● **WHAT THE TASK REQUIRES**:
Please repeat everything in the records from the line containing "558, 156, 577]" down to the line containing "520, 251, 539]", both of those lines included.

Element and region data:
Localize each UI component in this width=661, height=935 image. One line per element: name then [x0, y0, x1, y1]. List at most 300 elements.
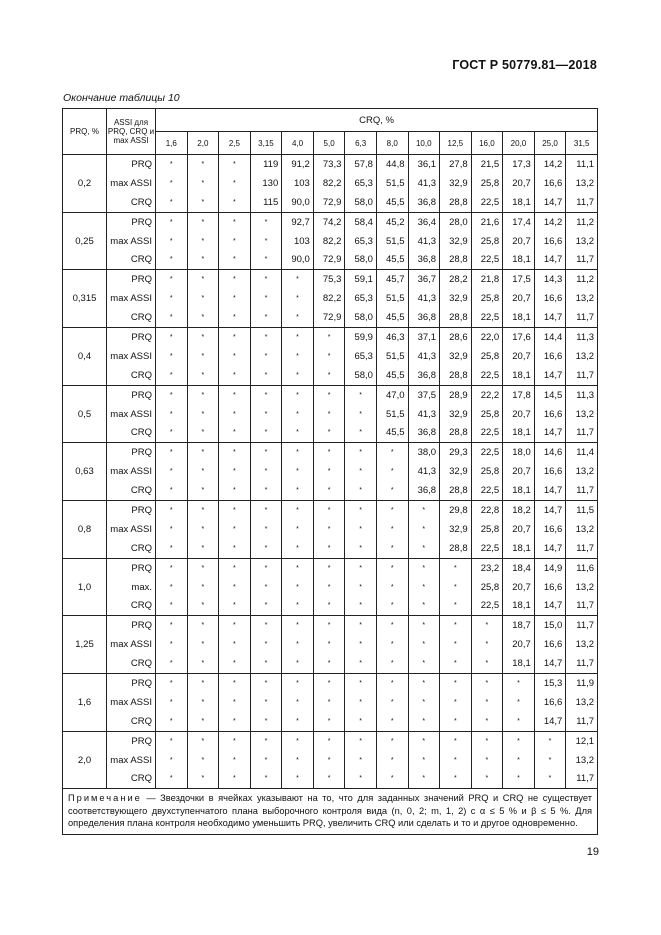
row-label-cell: PRQ	[107, 558, 156, 577]
prq-value-cell: 0,63	[63, 443, 107, 501]
table-cell: *	[187, 174, 219, 193]
table-cell: 29,8	[440, 501, 472, 520]
table-cell: *	[219, 366, 251, 385]
table-cell: *	[282, 481, 314, 500]
table-cell: *	[282, 423, 314, 442]
table-cell: *	[219, 751, 251, 770]
table-cell: *	[187, 539, 219, 558]
table-row	[63, 654, 598, 673]
table-cell: *	[156, 212, 188, 231]
table-cell: 18,1	[503, 193, 535, 212]
row-label-cell: PRQ	[107, 328, 156, 347]
table-cell: *	[156, 481, 188, 500]
table-cell: 11,7	[566, 539, 598, 558]
table-cell: 21,8	[471, 270, 503, 289]
table-cell: *	[219, 654, 251, 673]
table-cell: *	[282, 308, 314, 327]
table-cell: 18,1	[503, 481, 535, 500]
table-cell: *	[282, 712, 314, 731]
table-cell: *	[219, 250, 251, 269]
table-cell: *	[219, 616, 251, 635]
table-cell: *	[219, 770, 251, 789]
table-row	[63, 443, 598, 462]
table-cell: 58,0	[345, 250, 377, 269]
table-cell: 22,5	[471, 423, 503, 442]
table-cell: 82,2	[313, 289, 345, 308]
table-cell: 44,8	[376, 155, 408, 174]
table-cell: *	[250, 751, 282, 770]
table-row	[63, 347, 598, 366]
table-cell: *	[440, 674, 472, 693]
table-cell: 11,1	[566, 155, 598, 174]
table-cell: 28,2	[440, 270, 472, 289]
table-cell: *	[345, 558, 377, 577]
table-cell: 51,5	[376, 289, 408, 308]
table-cell: *	[250, 578, 282, 597]
table-row	[63, 193, 598, 212]
table-cell: *	[156, 731, 188, 750]
crq-value-header: 8,0	[376, 132, 408, 155]
table-cell: *	[282, 520, 314, 539]
table-cell: *	[376, 558, 408, 577]
table-cell: *	[250, 770, 282, 789]
table-cell: *	[219, 155, 251, 174]
table-row	[63, 308, 598, 327]
crq-value-header: 16,0	[471, 132, 503, 155]
table-cell: 25,8	[471, 405, 503, 424]
table-cell: 38,0	[408, 443, 440, 462]
table-cell: 18,1	[503, 596, 535, 615]
table-cell: *	[187, 347, 219, 366]
table-cell: *	[187, 616, 219, 635]
table-cell: 14,2	[534, 212, 566, 231]
table-cell: *	[250, 520, 282, 539]
table-cell: *	[408, 731, 440, 750]
table-cell: *	[313, 654, 345, 673]
table-cell: 25,8	[471, 347, 503, 366]
table-cell: 22,5	[471, 481, 503, 500]
table-cell: *	[219, 520, 251, 539]
table-cell: *	[345, 635, 377, 654]
table-cell: 58,0	[345, 308, 377, 327]
table-cell: *	[313, 635, 345, 654]
table-row	[63, 366, 598, 385]
table-cell: 14,2	[534, 155, 566, 174]
table-cell: 11,7	[566, 481, 598, 500]
table-cell: *	[376, 731, 408, 750]
table-cell: 13,2	[566, 751, 598, 770]
crq-value-header: 12,5	[440, 132, 472, 155]
table-cell: 21,5	[471, 155, 503, 174]
table-cell: 45,7	[376, 270, 408, 289]
table-cell: *	[219, 501, 251, 520]
table-cell: *	[187, 712, 219, 731]
table-cell: *	[156, 289, 188, 308]
row-label-cell: CRQ	[107, 596, 156, 615]
table-cell: 11,7	[566, 250, 598, 269]
table-note	[63, 789, 598, 835]
table-row	[63, 501, 598, 520]
table-cell: 18,1	[503, 423, 535, 442]
table-row	[63, 289, 598, 308]
table-cell: 58,0	[345, 366, 377, 385]
table-cell: *	[471, 770, 503, 789]
table-cell: 20,7	[503, 232, 535, 251]
table-cell: 41,3	[408, 347, 440, 366]
table-cell: 13,2	[566, 405, 598, 424]
table-cell: 17,6	[503, 328, 535, 347]
table-cell: *	[408, 770, 440, 789]
table-cell: 91,2	[282, 155, 314, 174]
table-cell: 28,8	[440, 250, 472, 269]
table-cell: *	[408, 635, 440, 654]
table-cell: *	[313, 481, 345, 500]
table-cell: 11,7	[566, 712, 598, 731]
table-cell: 72,9	[313, 308, 345, 327]
table-row	[63, 232, 598, 251]
row-label-cell: PRQ	[107, 674, 156, 693]
table-cell: *	[156, 174, 188, 193]
table-cell: *	[282, 558, 314, 577]
table-cell: *	[219, 423, 251, 442]
table-cell: 58,0	[345, 193, 377, 212]
table-cell: *	[250, 308, 282, 327]
table-cell: *	[282, 462, 314, 481]
table-cell: *	[219, 270, 251, 289]
table-cell: *	[156, 751, 188, 770]
prq-value-cell: 0,4	[63, 328, 107, 386]
table-cell: *	[219, 596, 251, 615]
table-cell: 14,7	[534, 654, 566, 673]
table-cell: *	[219, 193, 251, 212]
prq-value-cell: 0,8	[63, 501, 107, 559]
table-cell: *	[250, 712, 282, 731]
table-cell: *	[156, 250, 188, 269]
table-cell: *	[313, 731, 345, 750]
row-label-cell: max ASSI	[107, 289, 156, 308]
table-cell: *	[250, 596, 282, 615]
assi-column-header: ASSI для PRQ, CRQ и max ASSI	[107, 109, 156, 155]
table-cell: 130	[250, 174, 282, 193]
row-label-cell: PRQ	[107, 501, 156, 520]
table-cell: 28,8	[440, 366, 472, 385]
table-cell: *	[440, 558, 472, 577]
table-cell: *	[219, 328, 251, 347]
table-cell: *	[471, 616, 503, 635]
table-cell: 18,1	[503, 366, 535, 385]
row-label-cell: PRQ	[107, 443, 156, 462]
table-cell: 59,9	[345, 328, 377, 347]
table-cell: *	[250, 270, 282, 289]
table-row	[63, 212, 598, 231]
table-cell: *	[219, 212, 251, 231]
table-cell: 28,8	[440, 539, 472, 558]
table-cell: 11,7	[566, 596, 598, 615]
table-cell: 14,7	[534, 539, 566, 558]
table-cell: *	[282, 347, 314, 366]
table-cell: 11,2	[566, 270, 598, 289]
table-cell: *	[345, 385, 377, 404]
table-cell: *	[345, 443, 377, 462]
table-cell: 25,8	[471, 174, 503, 193]
table-cell: *	[156, 770, 188, 789]
table-cell: 18,7	[503, 616, 535, 635]
table-cell: *	[376, 462, 408, 481]
table-cell: *	[313, 423, 345, 442]
table-cell: *	[219, 674, 251, 693]
table-cell: *	[187, 731, 219, 750]
table-cell: *	[503, 770, 535, 789]
table-cell: *	[156, 328, 188, 347]
table-cell: *	[250, 289, 282, 308]
row-label-cell: CRQ	[107, 481, 156, 500]
table-cell: *	[282, 405, 314, 424]
table-cell: 11,5	[566, 501, 598, 520]
table-cell: *	[440, 731, 472, 750]
table-cell: *	[187, 520, 219, 539]
table-cell: 28,6	[440, 328, 472, 347]
crq-value-header: 5,0	[313, 132, 345, 155]
table-cell: 13,2	[566, 174, 598, 193]
table-cell: *	[345, 712, 377, 731]
table-cell: 25,8	[471, 520, 503, 539]
table-cell: *	[376, 674, 408, 693]
table-cell: 22,8	[471, 501, 503, 520]
table-caption: Окончание таблицы 10	[63, 92, 180, 104]
table-cell: 41,3	[408, 232, 440, 251]
table-cell: 20,7	[503, 174, 535, 193]
row-label-cell: max ASSI	[107, 693, 156, 712]
table-cell: 22,5	[471, 539, 503, 558]
table-cell: 17,8	[503, 385, 535, 404]
table-cell: 11,7	[566, 423, 598, 442]
table-cell: 16,6	[534, 520, 566, 539]
table-cell: *	[503, 751, 535, 770]
table-cell: *	[376, 616, 408, 635]
table-cell: *	[219, 731, 251, 750]
table-cell: *	[156, 270, 188, 289]
table-cell: *	[219, 712, 251, 731]
table-cell: *	[440, 751, 472, 770]
table-cell: *	[408, 616, 440, 635]
table-cell: *	[250, 635, 282, 654]
table-cell: 14,4	[534, 328, 566, 347]
table-row	[63, 616, 598, 635]
table-cell: *	[156, 674, 188, 693]
table-cell: *	[156, 405, 188, 424]
table-cell: *	[219, 347, 251, 366]
row-label-cell: max ASSI	[107, 347, 156, 366]
prq-value-cell: 1,25	[63, 616, 107, 674]
table-cell: 22,5	[471, 443, 503, 462]
table-cell: *	[187, 250, 219, 269]
table-cell: *	[408, 596, 440, 615]
prq-value-cell: 2,0	[63, 731, 107, 789]
crq-value-header: 2,5	[219, 132, 251, 155]
table-cell: 11,4	[566, 443, 598, 462]
table-row	[63, 712, 598, 731]
table-cell: 18,1	[503, 308, 535, 327]
table-cell: 11,7	[566, 616, 598, 635]
table-cell: 82,2	[313, 232, 345, 251]
table-cell: *	[376, 443, 408, 462]
table-cell: 11,7	[566, 308, 598, 327]
table-cell: *	[156, 616, 188, 635]
table-cell: 65,3	[345, 232, 377, 251]
table-cell: 20,7	[503, 289, 535, 308]
table-cell: *	[534, 770, 566, 789]
table-cell: *	[250, 212, 282, 231]
table-cell: *	[282, 731, 314, 750]
table-cell: 37,5	[408, 385, 440, 404]
table-cell: *	[156, 155, 188, 174]
table-cell: *	[313, 443, 345, 462]
table-cell: 32,9	[440, 232, 472, 251]
table-cell: 11,7	[566, 770, 598, 789]
table-cell: 36,8	[408, 250, 440, 269]
table-cell: *	[250, 462, 282, 481]
table-cell: *	[156, 635, 188, 654]
prq-value-cell: 0,2	[63, 155, 107, 213]
table-cell: 41,3	[408, 289, 440, 308]
table-cell: *	[250, 674, 282, 693]
row-label-cell: CRQ	[107, 770, 156, 789]
table-cell: *	[219, 481, 251, 500]
table-cell: *	[345, 462, 377, 481]
table-cell: *	[503, 731, 535, 750]
table-cell: 20,7	[503, 462, 535, 481]
table-cell: 45,5	[376, 250, 408, 269]
table-cell: *	[219, 462, 251, 481]
table-cell: 16,6	[534, 578, 566, 597]
table-cell: 20,7	[503, 347, 535, 366]
table-cell: *	[250, 347, 282, 366]
table-cell: *	[440, 654, 472, 673]
table-cell: 32,9	[440, 289, 472, 308]
row-label-cell: PRQ	[107, 385, 156, 404]
table-cell: 59,1	[345, 270, 377, 289]
crq-value-header: 1,6	[156, 132, 188, 155]
row-label-cell: CRQ	[107, 654, 156, 673]
table-cell: 51,5	[376, 174, 408, 193]
table-row	[63, 385, 598, 404]
row-label-cell: max ASSI	[107, 635, 156, 654]
table-cell: 11,3	[566, 385, 598, 404]
crq-value-header: 4,0	[282, 132, 314, 155]
table-cell: 22,5	[471, 596, 503, 615]
row-label-cell: max ASSI	[107, 405, 156, 424]
table-cell: *	[503, 674, 535, 693]
table-cell: *	[345, 520, 377, 539]
note-label: Примечание	[68, 793, 142, 804]
table-cell: 115	[250, 193, 282, 212]
table-cell: *	[345, 481, 377, 500]
table-cell: *	[313, 674, 345, 693]
table-cell: *	[440, 578, 472, 597]
table-cell: *	[156, 520, 188, 539]
table-cell: *	[282, 385, 314, 404]
table-cell: 13,2	[566, 462, 598, 481]
table-cell: 45,5	[376, 308, 408, 327]
table-cell: *	[313, 558, 345, 577]
table-cell: *	[376, 635, 408, 654]
table-row	[63, 328, 598, 347]
table-cell: 17,4	[503, 212, 535, 231]
table-cell: *	[282, 366, 314, 385]
table-cell: *	[187, 654, 219, 673]
table-cell: *	[408, 654, 440, 673]
table-cell: 12,1	[566, 731, 598, 750]
table-cell: *	[282, 443, 314, 462]
table-cell: 16,6	[534, 174, 566, 193]
table-row	[63, 635, 598, 654]
table-cell: 36,8	[408, 366, 440, 385]
table-cell: *	[250, 250, 282, 269]
table-cell: *	[376, 578, 408, 597]
table-cell: 11,9	[566, 674, 598, 693]
table-cell: *	[345, 423, 377, 442]
table-cell: 28,8	[440, 481, 472, 500]
table-row	[63, 520, 598, 539]
table-cell: 74,2	[313, 212, 345, 231]
table-cell: 36,8	[408, 481, 440, 500]
table-cell: *	[156, 193, 188, 212]
table-cell: *	[156, 347, 188, 366]
table-cell: *	[187, 155, 219, 174]
table-cell: 14,6	[534, 443, 566, 462]
table-cell: *	[376, 520, 408, 539]
table-cell: 11,2	[566, 212, 598, 231]
table-cell: *	[376, 481, 408, 500]
table-cell: *	[345, 616, 377, 635]
table-cell: 11,7	[566, 193, 598, 212]
table-cell: 16,6	[534, 693, 566, 712]
table-cell: 16,6	[534, 462, 566, 481]
table-cell: *	[313, 520, 345, 539]
table-cell: *	[250, 654, 282, 673]
table-cell: *	[376, 770, 408, 789]
table-row	[63, 770, 598, 789]
table-row	[63, 731, 598, 750]
table-cell: *	[250, 328, 282, 347]
table-cell: *	[345, 405, 377, 424]
table-cell: 18,2	[503, 501, 535, 520]
table-cell: 11,3	[566, 328, 598, 347]
table-cell: 14,7	[534, 481, 566, 500]
table-cell: *	[471, 674, 503, 693]
note-row	[63, 789, 598, 835]
table-cell: *	[282, 674, 314, 693]
table-cell: *	[187, 405, 219, 424]
row-label-cell: CRQ	[107, 250, 156, 269]
table-cell: *	[282, 751, 314, 770]
table-cell: *	[408, 520, 440, 539]
table-cell: 18,1	[503, 654, 535, 673]
row-label-cell: max ASSI	[107, 462, 156, 481]
table-cell: *	[313, 578, 345, 597]
table-cell: *	[345, 501, 377, 520]
table-cell: 32,9	[440, 405, 472, 424]
table-cell: *	[313, 751, 345, 770]
table-cell: *	[156, 423, 188, 442]
row-label-cell: PRQ	[107, 212, 156, 231]
table-cell: *	[313, 328, 345, 347]
row-label-cell: CRQ	[107, 308, 156, 327]
table-row	[63, 155, 598, 174]
table-cell: *	[313, 596, 345, 615]
table-cell: *	[156, 385, 188, 404]
table-cell: *	[156, 443, 188, 462]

● **EXERCISE RESPONSE**:
row-label-cell: PRQ	[107, 558, 156, 577]
prq-value-cell: 0,63	[63, 443, 107, 501]
table-cell: *	[187, 174, 219, 193]
table-cell: 29,8	[440, 501, 472, 520]
table-cell: *	[219, 366, 251, 385]
table-cell: *	[282, 481, 314, 500]
table-cell: *	[282, 423, 314, 442]
table-cell: *	[219, 751, 251, 770]
table-cell: *	[187, 539, 219, 558]
table-row	[63, 654, 598, 673]
table-cell: *	[156, 212, 188, 231]
table-cell: 18,1	[503, 193, 535, 212]
row-label-cell: PRQ	[107, 328, 156, 347]
table-cell: *	[156, 481, 188, 500]
table-cell: 11,7	[566, 539, 598, 558]
table-cell: 21,8	[471, 270, 503, 289]
table-cell: *	[219, 654, 251, 673]
table-cell: *	[282, 308, 314, 327]
table-cell: 18,1	[503, 481, 535, 500]
table-cell: *	[282, 712, 314, 731]
table-cell: *	[219, 250, 251, 269]
table-cell: *	[219, 616, 251, 635]
table-cell: *	[219, 770, 251, 789]
table-row	[63, 443, 598, 462]
table-cell: 58,0	[345, 250, 377, 269]
table-cell: 22,5	[471, 423, 503, 442]
table-cell: 82,2	[313, 289, 345, 308]
table-cell: 44,8	[376, 155, 408, 174]
table-cell: *	[250, 751, 282, 770]
table-row	[63, 347, 598, 366]
table-cell: *	[440, 674, 472, 693]
table-cell: 11,1	[566, 155, 598, 174]
table-cell: 28,2	[440, 270, 472, 289]
table-cell: *	[345, 558, 377, 577]
table-cell: 51,5	[376, 289, 408, 308]
table-cell: *	[250, 578, 282, 597]
table-row	[63, 193, 598, 212]
table-cell: *	[156, 731, 188, 750]
crq-value-header: 8,0	[376, 132, 408, 155]
table-cell: *	[282, 520, 314, 539]
table-cell: *	[376, 558, 408, 577]
table-cell: *	[250, 770, 282, 789]
table-cell: *	[219, 155, 251, 174]
table-row	[63, 308, 598, 327]
crq-value-header: 16,0	[471, 132, 503, 155]
table-cell: 25,8	[471, 405, 503, 424]
table-cell: 38,0	[408, 443, 440, 462]
table-cell: 18,1	[503, 596, 535, 615]
table-cell: *	[187, 347, 219, 366]
table-cell: *	[187, 616, 219, 635]
table-cell: 14,2	[534, 212, 566, 231]
table-cell: *	[250, 520, 282, 539]
table-cell: *	[408, 731, 440, 750]
table-cell: *	[313, 654, 345, 673]
table-cell: 25,8	[471, 347, 503, 366]
table-cell: 22,5	[471, 481, 503, 500]
table-cell: *	[219, 520, 251, 539]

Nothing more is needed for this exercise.